Task prompt
Tell how many lines include the string "asistencia". Answer with a single number.

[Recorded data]
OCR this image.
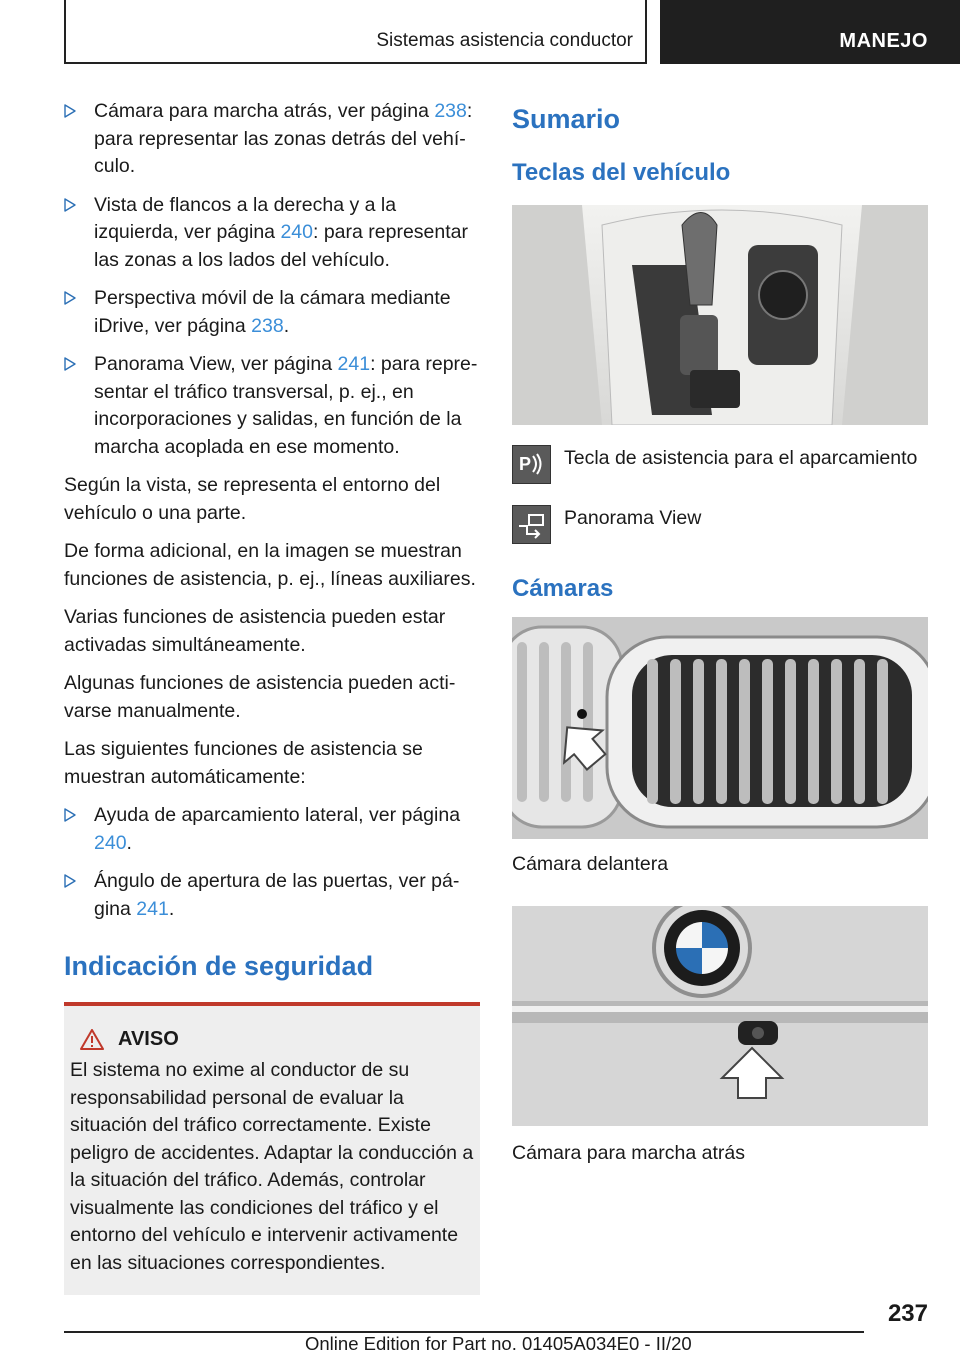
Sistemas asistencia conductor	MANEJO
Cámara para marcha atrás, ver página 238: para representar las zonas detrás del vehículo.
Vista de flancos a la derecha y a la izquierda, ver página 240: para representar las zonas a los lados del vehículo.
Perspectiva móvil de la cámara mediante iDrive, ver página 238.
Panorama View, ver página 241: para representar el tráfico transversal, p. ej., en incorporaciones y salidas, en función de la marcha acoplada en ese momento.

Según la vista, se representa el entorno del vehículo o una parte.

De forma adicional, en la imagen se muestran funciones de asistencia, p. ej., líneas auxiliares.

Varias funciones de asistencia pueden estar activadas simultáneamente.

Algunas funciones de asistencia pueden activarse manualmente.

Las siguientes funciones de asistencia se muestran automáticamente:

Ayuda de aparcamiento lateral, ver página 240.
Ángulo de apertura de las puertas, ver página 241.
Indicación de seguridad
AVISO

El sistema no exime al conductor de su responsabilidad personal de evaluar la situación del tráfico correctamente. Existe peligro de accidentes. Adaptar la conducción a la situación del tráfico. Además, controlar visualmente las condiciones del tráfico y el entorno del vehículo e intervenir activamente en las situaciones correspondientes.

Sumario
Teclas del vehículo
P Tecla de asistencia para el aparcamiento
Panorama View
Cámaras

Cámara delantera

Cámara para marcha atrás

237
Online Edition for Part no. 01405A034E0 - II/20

* * *

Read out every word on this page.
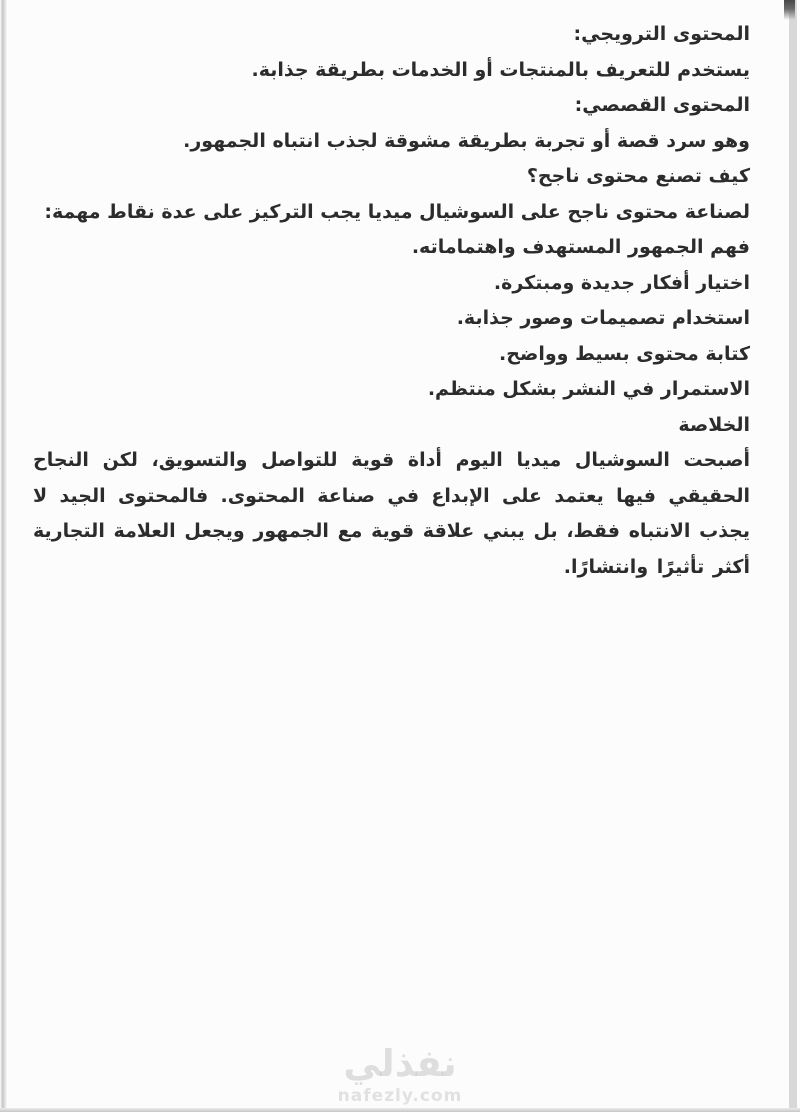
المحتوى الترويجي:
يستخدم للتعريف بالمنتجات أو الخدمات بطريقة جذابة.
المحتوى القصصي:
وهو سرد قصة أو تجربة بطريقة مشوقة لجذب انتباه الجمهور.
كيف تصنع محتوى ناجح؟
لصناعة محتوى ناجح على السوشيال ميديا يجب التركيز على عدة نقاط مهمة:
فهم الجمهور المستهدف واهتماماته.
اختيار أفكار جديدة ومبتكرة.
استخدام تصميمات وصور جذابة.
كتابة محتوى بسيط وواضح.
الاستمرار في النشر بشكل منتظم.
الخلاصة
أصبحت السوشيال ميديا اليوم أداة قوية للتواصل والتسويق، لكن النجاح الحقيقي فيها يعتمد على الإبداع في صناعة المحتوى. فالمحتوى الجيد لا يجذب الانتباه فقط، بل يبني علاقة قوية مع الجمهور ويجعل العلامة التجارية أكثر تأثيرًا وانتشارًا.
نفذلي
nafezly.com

Exercise solution
6